Do this: Collect every line below that contains the word "title".

The input:
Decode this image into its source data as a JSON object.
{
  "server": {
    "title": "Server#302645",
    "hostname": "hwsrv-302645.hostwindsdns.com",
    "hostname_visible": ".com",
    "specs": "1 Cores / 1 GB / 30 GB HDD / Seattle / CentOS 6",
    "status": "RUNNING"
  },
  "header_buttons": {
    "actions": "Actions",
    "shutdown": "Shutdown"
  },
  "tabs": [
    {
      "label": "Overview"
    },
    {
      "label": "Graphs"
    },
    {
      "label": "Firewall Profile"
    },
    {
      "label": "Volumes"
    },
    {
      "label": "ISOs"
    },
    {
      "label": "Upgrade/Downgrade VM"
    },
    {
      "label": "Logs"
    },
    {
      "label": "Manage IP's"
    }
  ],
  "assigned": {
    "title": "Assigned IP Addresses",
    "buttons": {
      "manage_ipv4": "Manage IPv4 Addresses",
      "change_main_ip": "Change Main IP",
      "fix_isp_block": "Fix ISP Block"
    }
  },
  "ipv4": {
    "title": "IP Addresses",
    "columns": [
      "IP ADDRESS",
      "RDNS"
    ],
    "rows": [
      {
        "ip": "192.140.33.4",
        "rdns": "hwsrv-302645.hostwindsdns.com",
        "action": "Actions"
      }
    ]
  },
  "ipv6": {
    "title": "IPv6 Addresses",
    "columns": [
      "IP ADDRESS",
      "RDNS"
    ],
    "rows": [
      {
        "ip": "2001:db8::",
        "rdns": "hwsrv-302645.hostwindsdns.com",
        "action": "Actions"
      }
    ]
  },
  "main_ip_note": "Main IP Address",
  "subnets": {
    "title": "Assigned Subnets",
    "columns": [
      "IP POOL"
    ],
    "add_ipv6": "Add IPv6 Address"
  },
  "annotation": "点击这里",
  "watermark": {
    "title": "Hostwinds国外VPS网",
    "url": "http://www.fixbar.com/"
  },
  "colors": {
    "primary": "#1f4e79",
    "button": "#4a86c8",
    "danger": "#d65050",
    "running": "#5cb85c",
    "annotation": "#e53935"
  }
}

Completed task:
    "title": "Server#302645",
    "title": "Assigned IP Addresses",
    "title": "IP Addresses",
    "title": "IPv6 Addresses",
    "title": "Assigned Subnets",
    "title": "Hostwinds国外VPS网",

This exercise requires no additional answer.